◆ WORK TO BE COMPLETED
Recast the rows, from the first one up to and including the line containing "legend-label-midi: MIDI (154, 359, 181, 373)", as a Markdown table with the columns No. and Entry. Number each line and omit any blank lines.
◆ ◆ ◆
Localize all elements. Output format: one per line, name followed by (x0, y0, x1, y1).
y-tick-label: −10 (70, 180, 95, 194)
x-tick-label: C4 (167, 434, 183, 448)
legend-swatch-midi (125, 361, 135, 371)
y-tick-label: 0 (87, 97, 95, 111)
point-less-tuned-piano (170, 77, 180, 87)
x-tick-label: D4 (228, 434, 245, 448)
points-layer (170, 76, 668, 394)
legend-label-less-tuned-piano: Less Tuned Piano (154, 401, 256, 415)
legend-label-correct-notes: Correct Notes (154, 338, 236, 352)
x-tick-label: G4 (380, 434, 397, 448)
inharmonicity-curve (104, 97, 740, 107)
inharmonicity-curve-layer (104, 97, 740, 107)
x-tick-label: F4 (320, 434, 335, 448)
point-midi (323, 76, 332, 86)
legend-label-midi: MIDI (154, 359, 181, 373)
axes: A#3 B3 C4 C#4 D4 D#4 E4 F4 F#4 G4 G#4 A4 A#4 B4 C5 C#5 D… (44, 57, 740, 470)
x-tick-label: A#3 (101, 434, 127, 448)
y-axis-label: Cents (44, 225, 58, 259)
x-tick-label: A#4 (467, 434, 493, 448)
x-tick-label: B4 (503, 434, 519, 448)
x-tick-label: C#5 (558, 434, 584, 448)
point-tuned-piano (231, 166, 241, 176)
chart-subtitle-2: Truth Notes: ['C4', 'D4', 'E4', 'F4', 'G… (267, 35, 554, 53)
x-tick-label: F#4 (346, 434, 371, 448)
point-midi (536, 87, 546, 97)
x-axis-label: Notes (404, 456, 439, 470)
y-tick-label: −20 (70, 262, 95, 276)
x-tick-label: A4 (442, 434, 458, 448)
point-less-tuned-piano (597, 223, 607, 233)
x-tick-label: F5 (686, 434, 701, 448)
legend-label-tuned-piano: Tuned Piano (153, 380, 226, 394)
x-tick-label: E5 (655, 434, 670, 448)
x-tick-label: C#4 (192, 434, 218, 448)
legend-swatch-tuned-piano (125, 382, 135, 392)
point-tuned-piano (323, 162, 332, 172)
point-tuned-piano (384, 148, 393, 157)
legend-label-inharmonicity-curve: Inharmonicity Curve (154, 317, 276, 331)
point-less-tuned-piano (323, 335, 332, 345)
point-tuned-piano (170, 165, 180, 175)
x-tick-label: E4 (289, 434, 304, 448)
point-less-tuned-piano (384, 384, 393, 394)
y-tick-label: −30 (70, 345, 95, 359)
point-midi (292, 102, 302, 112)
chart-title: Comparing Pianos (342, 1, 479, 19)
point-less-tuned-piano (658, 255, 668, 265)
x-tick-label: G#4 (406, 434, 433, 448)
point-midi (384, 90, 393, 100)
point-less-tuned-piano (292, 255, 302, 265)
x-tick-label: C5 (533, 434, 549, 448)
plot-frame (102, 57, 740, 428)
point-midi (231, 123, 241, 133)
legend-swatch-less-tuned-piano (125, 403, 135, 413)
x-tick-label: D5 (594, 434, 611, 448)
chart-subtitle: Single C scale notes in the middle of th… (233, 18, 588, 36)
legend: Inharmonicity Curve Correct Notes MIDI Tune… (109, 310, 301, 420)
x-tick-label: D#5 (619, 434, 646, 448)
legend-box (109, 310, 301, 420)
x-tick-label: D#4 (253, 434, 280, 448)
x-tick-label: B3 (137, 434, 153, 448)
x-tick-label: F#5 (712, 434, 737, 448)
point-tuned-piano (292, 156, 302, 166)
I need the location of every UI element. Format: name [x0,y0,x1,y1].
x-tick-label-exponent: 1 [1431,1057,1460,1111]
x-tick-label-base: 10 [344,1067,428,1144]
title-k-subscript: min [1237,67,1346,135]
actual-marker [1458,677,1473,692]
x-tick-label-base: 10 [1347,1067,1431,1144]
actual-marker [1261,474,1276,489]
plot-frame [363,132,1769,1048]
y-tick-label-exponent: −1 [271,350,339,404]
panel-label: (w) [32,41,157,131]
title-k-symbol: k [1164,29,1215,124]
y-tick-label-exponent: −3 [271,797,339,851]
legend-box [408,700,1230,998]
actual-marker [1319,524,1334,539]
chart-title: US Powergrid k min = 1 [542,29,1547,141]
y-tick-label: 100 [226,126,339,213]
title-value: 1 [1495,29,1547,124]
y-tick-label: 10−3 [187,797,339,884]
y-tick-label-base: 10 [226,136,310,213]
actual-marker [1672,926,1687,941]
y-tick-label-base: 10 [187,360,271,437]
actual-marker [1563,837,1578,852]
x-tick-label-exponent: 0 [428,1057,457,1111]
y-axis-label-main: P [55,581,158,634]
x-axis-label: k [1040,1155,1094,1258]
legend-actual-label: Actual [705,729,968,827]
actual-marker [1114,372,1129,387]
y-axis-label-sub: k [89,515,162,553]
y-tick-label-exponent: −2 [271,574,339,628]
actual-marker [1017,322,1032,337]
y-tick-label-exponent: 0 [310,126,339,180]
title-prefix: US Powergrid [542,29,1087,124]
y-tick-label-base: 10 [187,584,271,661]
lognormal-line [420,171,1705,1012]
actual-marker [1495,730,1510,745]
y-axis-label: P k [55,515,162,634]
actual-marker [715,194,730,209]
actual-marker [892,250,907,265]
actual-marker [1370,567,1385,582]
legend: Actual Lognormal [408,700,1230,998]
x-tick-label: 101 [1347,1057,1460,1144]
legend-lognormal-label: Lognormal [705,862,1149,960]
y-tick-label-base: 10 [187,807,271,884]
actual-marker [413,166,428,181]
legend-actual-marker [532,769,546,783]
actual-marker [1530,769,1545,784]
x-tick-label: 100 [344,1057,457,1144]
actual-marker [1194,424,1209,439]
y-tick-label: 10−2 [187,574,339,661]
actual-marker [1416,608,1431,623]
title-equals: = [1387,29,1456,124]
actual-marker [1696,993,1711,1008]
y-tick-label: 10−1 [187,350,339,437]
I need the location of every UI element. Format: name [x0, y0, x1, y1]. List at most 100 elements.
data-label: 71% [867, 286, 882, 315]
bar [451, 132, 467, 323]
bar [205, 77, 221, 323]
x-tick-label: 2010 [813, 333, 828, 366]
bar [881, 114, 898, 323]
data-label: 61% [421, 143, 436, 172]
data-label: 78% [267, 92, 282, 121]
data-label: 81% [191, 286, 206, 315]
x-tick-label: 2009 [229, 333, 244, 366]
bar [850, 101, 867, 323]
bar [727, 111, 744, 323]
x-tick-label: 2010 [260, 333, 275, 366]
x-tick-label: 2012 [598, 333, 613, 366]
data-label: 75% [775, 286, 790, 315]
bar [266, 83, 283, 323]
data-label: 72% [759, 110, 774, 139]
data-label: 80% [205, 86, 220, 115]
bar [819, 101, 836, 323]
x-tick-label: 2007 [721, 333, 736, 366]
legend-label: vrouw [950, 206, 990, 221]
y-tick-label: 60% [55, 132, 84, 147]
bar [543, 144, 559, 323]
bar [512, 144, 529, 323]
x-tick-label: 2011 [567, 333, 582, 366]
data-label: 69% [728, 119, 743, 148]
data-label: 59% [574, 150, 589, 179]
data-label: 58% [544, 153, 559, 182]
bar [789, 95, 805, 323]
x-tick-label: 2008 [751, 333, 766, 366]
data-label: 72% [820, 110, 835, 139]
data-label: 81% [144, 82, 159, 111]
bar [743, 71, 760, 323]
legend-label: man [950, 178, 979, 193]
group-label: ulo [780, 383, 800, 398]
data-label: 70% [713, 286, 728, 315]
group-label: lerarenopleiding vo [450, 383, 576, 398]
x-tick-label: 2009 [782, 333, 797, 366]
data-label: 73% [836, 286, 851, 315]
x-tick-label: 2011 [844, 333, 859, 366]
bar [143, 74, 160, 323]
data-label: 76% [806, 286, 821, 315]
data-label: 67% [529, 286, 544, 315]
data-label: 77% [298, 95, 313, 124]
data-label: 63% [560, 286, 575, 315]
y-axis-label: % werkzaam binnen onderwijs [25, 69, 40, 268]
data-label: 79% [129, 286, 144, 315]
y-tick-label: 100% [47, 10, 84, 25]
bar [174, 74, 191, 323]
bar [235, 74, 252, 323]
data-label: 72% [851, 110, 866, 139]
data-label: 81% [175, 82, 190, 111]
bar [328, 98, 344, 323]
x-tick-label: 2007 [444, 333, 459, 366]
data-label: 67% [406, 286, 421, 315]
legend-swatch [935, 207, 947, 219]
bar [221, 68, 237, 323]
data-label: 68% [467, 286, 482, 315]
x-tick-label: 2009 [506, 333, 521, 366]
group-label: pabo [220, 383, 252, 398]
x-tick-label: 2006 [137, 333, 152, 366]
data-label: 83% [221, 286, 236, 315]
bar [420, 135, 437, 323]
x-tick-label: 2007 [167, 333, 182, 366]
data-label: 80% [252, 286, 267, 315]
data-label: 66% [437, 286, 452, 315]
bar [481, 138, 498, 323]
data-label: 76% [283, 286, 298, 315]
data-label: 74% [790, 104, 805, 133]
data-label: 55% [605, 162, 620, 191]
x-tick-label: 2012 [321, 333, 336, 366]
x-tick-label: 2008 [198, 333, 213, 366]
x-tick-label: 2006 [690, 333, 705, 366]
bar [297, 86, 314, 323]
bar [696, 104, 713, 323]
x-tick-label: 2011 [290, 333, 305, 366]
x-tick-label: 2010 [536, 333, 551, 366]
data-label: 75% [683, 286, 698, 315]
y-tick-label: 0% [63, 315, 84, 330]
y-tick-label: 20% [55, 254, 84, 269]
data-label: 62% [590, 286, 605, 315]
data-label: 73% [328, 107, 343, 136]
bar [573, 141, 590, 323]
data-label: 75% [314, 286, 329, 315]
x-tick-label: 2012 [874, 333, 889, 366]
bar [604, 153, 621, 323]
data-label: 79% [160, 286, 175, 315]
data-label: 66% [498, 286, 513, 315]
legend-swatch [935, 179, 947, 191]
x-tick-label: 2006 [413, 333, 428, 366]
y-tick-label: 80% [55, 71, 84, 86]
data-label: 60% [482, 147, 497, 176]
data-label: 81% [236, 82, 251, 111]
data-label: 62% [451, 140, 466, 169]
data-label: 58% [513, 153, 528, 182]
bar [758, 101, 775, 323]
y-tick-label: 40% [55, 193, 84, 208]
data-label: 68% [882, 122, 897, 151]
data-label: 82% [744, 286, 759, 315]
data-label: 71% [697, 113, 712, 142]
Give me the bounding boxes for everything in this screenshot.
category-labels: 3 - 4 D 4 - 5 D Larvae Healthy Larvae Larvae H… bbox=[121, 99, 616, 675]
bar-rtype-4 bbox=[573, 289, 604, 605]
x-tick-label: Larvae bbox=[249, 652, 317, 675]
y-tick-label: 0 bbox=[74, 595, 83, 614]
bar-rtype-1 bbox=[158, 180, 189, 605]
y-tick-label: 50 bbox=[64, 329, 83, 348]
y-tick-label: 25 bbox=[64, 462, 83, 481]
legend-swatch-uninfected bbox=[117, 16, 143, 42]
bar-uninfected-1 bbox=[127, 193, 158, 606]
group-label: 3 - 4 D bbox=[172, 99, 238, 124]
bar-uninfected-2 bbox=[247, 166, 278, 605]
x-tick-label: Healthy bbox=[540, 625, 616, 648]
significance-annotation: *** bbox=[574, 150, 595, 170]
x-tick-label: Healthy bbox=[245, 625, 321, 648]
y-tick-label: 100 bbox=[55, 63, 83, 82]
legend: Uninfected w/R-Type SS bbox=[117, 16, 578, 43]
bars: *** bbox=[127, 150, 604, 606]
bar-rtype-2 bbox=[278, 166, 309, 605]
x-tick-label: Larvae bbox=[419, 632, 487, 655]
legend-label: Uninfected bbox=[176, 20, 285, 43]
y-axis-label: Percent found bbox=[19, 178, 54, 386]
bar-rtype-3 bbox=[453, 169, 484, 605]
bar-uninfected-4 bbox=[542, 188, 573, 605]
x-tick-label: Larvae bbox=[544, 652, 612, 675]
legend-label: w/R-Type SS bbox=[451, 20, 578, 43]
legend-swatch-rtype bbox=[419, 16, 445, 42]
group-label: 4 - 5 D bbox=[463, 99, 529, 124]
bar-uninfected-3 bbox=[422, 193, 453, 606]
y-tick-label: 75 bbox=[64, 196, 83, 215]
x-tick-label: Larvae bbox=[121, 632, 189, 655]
◆ ◆ ◆
◆ TASK OUTPUT
| No. | Entry |
|---|---|
| 1 | Localize all elements. Output format: one per line, name followed by (x0, y0, x1, y1). |
| 2 | y-tick-label: −10 (70, 180, 95, 194) |
| 3 | x-tick-label: C4 (167, 434, 183, 448) |
| 4 | legend-swatch-midi (125, 361, 135, 371) |
| 5 | y-tick-label: 0 (87, 97, 95, 111) |
| 6 | point-less-tuned-piano (170, 77, 180, 87) |
| 7 | x-tick-label: D4 (228, 434, 245, 448) |
| 8 | points-layer (170, 76, 668, 394) |
| 9 | legend-label-less-tuned-piano: Less Tuned Piano (154, 401, 256, 415) |
| 10 | legend-label-correct-notes: Correct Notes (154, 338, 236, 352) |
| 11 | x-tick-label: G4 (380, 434, 397, 448) |
| 12 | inharmonicity-curve (104, 97, 740, 107) |
| 13 | inharmonicity-curve-layer (104, 97, 740, 107) |
| 14 | x-tick-label: F4 (320, 434, 335, 448) |
| 15 | point-midi (323, 76, 332, 86) |
| 16 | legend-label-midi: MIDI (154, 359, 181, 373) |